- _PASSAGE_:
--- --- ---

30 July 2020

Link round-up for July 2020

The Journal of Biogeography has an article from its editors about how to make a great figure. heir take-home messages:
  1. Create introductory figures to set up your problem.
  2. Create figures at final size.
  3. Use vector graphics. (Emphatic agreement here!)
  4. Make figure captions understandable on their own.
  5. Don’t overuse colour.
  6. Use maps to show geography.
  7. Include node support in phylogenies.
There are no figures in this article (!), although it links out to several other articles for figures.

• • • • •

Green charts
This is a good blog post on choosing colours. In particular, it considers the problem where you are give a style guide and told, “You must use these particular colours, because that’s our brand.”
At one organization I worked for, before I created a data visualization style guide, the guidance for charts was to “use brand green.” This meant that all charts were green, no matter what data they represented. It was hard for readers to tell the difference between graphs in a report, because they all looked the same. Green. To show the complexity of the data, we needed more colors.

--- --- ---

- _TO BE DONE_:
Answer these questions about the July 2020 link round-up:
1. Which journal published the article from its editors on how to make a great figure?
2. Which of the take-home messages does the round-up mark with emphatic agreement?
3. Before a data visualization style guide was created, what was the guidance for charts at the organization described in the quoted post on choosing colours?

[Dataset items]

--- --- ---

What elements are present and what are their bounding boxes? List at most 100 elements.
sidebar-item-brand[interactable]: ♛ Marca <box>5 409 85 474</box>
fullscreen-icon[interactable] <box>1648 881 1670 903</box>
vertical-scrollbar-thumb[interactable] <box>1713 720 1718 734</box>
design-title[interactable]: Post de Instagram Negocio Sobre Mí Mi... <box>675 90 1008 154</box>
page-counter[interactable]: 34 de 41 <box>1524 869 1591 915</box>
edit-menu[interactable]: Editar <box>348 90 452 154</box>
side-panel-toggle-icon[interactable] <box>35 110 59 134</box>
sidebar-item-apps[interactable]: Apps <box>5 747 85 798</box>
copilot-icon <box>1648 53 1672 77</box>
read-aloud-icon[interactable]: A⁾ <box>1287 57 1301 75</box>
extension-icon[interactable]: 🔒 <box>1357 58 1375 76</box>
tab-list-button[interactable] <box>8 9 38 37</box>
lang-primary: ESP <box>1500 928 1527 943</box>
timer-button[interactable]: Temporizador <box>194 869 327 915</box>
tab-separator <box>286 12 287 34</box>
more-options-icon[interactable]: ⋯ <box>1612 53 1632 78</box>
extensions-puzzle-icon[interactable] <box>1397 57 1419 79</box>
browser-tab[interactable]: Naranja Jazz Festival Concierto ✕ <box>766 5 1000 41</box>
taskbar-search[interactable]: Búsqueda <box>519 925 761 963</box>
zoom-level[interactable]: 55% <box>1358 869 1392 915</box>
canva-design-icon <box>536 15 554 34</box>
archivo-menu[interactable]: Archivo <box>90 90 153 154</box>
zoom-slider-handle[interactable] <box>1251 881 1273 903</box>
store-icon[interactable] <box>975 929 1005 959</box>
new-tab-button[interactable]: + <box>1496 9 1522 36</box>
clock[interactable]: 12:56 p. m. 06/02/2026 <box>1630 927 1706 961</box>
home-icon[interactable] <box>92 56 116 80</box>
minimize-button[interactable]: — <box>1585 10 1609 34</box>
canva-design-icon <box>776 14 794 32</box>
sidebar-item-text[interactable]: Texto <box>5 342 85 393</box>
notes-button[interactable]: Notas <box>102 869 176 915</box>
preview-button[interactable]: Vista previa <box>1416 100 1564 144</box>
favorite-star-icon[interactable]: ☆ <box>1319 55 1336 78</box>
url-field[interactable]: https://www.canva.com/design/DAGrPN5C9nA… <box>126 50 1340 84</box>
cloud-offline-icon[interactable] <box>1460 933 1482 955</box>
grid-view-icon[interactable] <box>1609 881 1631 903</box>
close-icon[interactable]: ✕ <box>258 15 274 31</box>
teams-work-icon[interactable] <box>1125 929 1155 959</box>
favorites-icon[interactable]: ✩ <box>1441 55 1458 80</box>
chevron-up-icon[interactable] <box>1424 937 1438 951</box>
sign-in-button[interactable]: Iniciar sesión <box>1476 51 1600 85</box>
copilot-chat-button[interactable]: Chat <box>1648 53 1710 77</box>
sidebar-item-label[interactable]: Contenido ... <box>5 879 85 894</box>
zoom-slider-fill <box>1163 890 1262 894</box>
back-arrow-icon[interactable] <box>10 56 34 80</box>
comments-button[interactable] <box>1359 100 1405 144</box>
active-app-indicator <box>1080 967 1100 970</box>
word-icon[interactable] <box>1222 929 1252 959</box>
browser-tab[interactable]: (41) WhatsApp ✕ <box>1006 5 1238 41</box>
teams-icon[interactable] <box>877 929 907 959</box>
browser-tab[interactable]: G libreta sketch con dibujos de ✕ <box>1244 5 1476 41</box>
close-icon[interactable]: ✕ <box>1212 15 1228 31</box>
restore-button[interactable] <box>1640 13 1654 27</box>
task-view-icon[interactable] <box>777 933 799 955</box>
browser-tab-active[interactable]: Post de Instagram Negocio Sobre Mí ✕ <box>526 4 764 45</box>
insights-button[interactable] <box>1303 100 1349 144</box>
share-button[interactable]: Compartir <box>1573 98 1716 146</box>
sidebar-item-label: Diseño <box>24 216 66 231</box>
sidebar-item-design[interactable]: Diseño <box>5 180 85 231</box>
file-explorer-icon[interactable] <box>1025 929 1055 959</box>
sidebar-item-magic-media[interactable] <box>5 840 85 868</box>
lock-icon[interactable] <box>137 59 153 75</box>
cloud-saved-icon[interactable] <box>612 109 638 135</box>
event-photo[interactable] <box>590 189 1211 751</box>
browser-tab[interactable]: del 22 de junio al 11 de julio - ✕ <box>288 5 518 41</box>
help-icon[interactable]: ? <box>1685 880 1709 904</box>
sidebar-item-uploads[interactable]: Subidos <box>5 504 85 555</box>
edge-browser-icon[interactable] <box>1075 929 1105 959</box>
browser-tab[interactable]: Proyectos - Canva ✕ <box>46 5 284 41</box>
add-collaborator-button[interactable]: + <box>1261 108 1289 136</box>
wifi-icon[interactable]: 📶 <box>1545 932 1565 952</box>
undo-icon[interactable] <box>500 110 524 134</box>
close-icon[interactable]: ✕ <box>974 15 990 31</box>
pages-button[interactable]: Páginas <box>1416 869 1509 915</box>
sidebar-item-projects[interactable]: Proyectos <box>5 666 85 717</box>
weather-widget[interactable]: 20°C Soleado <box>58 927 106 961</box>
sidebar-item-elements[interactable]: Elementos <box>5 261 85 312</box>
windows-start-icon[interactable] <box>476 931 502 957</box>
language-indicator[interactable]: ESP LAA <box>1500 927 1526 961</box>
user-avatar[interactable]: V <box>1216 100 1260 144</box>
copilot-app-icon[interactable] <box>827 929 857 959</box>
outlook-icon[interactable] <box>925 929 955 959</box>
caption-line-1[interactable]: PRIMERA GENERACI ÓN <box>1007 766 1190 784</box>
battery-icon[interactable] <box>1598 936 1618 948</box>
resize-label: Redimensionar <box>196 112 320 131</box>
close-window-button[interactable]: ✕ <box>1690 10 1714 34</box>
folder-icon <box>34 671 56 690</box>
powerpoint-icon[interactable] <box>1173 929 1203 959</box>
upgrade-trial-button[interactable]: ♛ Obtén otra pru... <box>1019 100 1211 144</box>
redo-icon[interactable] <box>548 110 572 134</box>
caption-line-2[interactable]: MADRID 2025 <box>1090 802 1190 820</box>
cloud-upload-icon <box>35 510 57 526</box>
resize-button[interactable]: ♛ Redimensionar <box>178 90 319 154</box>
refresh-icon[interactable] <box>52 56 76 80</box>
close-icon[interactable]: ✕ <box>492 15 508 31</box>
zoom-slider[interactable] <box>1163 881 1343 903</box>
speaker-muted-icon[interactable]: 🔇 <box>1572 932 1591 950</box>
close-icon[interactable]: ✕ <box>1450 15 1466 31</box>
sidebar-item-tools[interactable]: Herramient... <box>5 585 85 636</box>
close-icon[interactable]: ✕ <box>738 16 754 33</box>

--- --- ---

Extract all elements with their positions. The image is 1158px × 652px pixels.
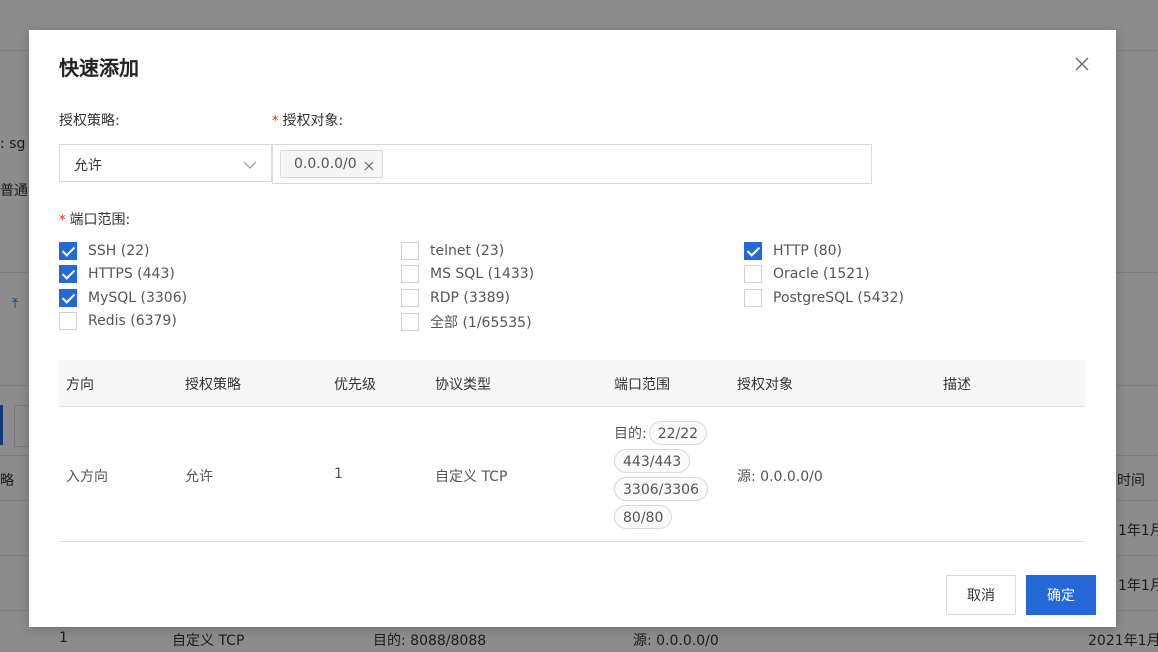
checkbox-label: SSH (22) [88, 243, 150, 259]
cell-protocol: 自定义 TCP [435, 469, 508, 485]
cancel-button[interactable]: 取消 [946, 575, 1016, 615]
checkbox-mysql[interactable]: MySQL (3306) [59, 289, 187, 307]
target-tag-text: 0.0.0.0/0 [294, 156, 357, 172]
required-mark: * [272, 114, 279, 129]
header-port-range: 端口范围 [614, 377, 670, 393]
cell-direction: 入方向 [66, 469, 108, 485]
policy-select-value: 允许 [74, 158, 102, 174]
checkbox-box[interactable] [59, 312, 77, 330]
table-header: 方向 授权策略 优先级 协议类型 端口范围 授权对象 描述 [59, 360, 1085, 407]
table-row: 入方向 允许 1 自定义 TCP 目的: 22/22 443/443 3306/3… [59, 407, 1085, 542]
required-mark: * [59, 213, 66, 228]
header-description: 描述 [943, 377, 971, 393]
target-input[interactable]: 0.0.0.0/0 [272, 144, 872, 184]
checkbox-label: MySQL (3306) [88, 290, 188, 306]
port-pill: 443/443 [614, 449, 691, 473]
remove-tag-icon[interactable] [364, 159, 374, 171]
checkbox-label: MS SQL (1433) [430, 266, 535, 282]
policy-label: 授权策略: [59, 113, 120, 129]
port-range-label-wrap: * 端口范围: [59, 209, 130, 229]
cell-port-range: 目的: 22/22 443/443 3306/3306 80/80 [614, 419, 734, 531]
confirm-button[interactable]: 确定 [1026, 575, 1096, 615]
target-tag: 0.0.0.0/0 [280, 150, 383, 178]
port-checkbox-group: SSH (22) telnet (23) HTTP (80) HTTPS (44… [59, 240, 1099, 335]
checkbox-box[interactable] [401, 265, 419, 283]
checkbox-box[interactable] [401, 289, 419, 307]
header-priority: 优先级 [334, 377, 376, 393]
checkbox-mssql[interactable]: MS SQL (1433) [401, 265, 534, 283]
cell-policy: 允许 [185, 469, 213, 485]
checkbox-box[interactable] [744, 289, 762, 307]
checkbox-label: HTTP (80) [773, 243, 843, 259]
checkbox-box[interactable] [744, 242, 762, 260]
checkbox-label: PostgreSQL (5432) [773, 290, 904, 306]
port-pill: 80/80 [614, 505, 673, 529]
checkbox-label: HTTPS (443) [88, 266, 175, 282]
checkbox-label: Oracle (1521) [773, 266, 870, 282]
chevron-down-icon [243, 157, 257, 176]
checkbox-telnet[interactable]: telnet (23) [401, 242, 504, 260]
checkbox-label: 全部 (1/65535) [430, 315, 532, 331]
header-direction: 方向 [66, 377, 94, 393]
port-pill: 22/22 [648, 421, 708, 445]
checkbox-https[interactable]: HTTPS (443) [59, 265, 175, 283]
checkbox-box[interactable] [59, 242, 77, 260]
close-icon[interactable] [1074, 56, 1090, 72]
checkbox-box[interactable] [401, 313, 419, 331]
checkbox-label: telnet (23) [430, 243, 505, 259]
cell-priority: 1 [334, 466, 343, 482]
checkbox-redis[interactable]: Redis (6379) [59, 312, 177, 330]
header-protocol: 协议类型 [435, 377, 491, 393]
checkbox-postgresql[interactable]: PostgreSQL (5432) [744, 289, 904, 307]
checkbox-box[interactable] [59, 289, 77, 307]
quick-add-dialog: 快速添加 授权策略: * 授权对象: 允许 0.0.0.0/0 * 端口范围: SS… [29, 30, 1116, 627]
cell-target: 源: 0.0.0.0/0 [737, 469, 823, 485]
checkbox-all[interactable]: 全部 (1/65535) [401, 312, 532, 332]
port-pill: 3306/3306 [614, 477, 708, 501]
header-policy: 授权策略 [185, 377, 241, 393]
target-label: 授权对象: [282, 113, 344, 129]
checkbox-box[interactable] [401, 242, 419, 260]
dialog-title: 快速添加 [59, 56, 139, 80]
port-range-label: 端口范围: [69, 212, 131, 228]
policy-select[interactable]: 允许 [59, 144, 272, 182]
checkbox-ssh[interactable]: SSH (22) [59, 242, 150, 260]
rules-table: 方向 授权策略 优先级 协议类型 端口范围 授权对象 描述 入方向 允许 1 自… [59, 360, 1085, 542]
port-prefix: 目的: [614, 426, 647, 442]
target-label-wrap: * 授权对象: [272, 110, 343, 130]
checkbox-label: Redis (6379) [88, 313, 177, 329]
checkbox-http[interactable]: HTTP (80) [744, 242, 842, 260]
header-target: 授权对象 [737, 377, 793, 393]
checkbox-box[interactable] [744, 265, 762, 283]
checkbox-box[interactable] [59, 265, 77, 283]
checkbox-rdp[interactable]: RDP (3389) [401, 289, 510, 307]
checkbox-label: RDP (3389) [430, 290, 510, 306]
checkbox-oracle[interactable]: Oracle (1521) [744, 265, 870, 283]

--- --- ---

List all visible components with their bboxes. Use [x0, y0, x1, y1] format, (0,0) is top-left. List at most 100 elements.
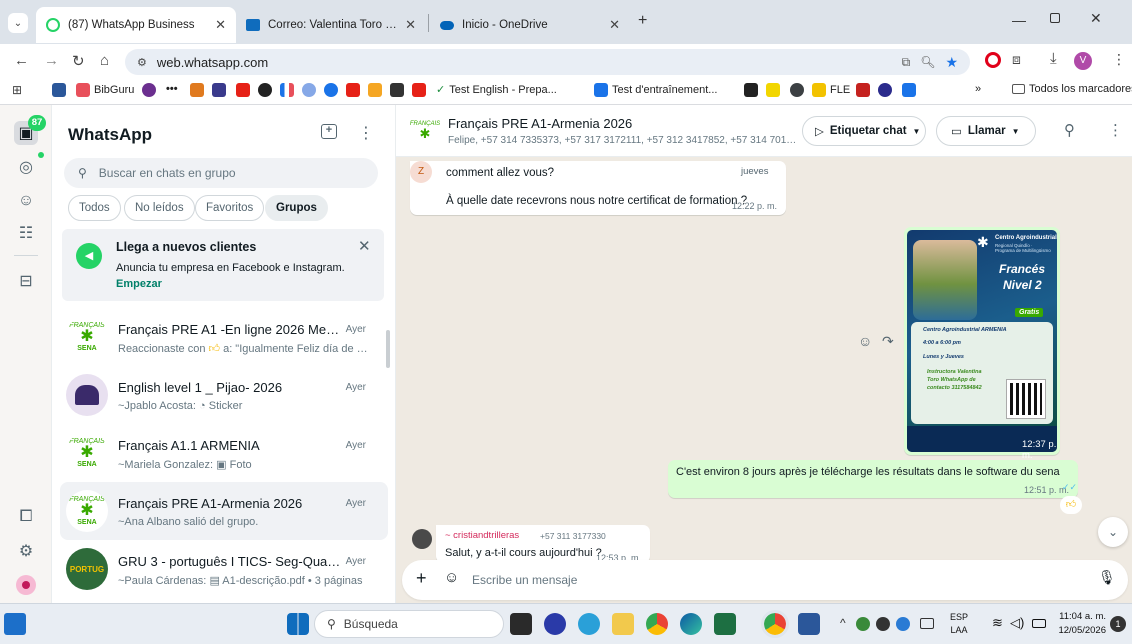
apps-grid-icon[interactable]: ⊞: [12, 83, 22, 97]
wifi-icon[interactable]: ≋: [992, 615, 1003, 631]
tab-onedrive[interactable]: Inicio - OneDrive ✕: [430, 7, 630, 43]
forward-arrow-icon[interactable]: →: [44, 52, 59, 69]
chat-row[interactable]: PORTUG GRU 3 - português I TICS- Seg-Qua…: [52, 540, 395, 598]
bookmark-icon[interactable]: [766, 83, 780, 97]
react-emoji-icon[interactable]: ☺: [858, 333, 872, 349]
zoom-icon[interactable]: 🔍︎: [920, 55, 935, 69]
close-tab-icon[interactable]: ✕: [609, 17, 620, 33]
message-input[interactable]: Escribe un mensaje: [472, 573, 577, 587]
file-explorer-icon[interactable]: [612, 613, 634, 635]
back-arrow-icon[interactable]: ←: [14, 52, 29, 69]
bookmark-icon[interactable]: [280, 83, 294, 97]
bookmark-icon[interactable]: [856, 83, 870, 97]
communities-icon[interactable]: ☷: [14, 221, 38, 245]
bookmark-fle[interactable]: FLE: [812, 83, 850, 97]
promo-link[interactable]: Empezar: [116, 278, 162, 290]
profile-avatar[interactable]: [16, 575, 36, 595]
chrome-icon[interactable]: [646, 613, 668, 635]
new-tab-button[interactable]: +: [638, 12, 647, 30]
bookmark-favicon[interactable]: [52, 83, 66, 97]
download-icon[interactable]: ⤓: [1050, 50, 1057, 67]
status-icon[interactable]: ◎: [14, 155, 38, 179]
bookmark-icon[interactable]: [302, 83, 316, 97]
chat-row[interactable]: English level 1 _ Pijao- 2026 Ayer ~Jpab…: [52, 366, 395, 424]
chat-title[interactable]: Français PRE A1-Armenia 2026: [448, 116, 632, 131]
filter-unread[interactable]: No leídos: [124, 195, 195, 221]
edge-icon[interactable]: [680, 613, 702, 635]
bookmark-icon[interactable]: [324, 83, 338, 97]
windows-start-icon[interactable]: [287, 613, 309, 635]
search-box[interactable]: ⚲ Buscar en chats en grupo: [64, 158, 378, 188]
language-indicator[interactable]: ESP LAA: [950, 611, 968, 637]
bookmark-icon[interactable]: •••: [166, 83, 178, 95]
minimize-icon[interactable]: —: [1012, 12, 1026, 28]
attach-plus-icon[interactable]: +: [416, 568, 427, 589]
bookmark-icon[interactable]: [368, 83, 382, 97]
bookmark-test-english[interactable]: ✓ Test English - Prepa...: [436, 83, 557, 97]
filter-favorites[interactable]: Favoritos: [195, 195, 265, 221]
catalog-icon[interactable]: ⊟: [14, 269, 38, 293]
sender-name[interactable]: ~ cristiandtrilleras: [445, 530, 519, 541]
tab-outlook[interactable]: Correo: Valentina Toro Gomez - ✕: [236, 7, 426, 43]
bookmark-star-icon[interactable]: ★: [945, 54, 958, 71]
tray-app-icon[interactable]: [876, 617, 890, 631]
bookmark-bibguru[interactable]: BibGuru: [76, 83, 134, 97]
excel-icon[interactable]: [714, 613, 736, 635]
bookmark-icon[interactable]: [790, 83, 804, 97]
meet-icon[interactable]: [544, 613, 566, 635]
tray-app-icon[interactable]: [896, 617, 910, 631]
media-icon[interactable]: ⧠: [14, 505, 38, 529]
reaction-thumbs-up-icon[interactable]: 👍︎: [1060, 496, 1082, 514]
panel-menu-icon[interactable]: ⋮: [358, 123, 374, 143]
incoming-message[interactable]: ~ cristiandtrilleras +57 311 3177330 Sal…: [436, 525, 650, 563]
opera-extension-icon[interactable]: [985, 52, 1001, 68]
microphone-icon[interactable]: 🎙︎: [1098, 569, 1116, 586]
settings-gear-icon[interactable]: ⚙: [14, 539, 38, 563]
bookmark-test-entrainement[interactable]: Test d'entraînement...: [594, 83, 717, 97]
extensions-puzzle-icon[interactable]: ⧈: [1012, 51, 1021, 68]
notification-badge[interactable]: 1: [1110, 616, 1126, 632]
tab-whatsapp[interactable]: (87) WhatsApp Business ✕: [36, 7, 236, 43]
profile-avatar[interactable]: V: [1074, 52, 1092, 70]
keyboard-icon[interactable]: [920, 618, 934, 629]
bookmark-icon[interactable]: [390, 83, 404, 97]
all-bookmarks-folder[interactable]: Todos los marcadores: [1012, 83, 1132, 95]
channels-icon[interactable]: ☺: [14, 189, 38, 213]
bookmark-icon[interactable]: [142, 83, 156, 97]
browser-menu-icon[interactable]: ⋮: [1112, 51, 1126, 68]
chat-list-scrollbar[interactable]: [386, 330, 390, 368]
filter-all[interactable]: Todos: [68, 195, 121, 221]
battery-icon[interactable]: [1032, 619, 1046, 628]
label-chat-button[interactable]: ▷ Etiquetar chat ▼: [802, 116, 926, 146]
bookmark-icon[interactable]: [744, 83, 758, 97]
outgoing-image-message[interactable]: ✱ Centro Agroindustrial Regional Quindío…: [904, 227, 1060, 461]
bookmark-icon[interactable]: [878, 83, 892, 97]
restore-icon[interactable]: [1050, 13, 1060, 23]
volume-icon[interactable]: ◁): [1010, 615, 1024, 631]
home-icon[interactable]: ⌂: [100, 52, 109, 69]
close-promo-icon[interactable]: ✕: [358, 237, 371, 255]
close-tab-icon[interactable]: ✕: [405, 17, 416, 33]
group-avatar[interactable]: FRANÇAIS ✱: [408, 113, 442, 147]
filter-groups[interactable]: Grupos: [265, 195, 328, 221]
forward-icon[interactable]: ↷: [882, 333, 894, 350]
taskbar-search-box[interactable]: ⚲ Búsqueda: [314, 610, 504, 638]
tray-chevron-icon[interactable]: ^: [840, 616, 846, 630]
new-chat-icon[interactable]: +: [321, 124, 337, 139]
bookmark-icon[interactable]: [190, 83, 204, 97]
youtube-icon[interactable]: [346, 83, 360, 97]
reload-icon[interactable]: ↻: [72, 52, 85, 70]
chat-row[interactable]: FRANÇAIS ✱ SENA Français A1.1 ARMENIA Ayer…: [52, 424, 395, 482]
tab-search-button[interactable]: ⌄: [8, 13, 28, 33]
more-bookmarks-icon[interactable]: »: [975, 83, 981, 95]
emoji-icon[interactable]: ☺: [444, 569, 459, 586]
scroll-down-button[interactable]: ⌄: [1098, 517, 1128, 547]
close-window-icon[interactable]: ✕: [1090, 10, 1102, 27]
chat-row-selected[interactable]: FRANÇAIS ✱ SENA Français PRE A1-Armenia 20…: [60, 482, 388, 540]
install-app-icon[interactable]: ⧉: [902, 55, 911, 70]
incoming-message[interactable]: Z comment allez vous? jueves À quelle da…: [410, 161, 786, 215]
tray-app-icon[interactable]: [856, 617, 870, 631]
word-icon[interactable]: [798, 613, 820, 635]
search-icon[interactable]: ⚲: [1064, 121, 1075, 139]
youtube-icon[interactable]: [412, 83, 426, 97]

--- --- ---

- _RESPONSE TO THE EXERCISE_:
1. The Journal of Biogeography.
2. Use vector graphics.
3. To "use brand green."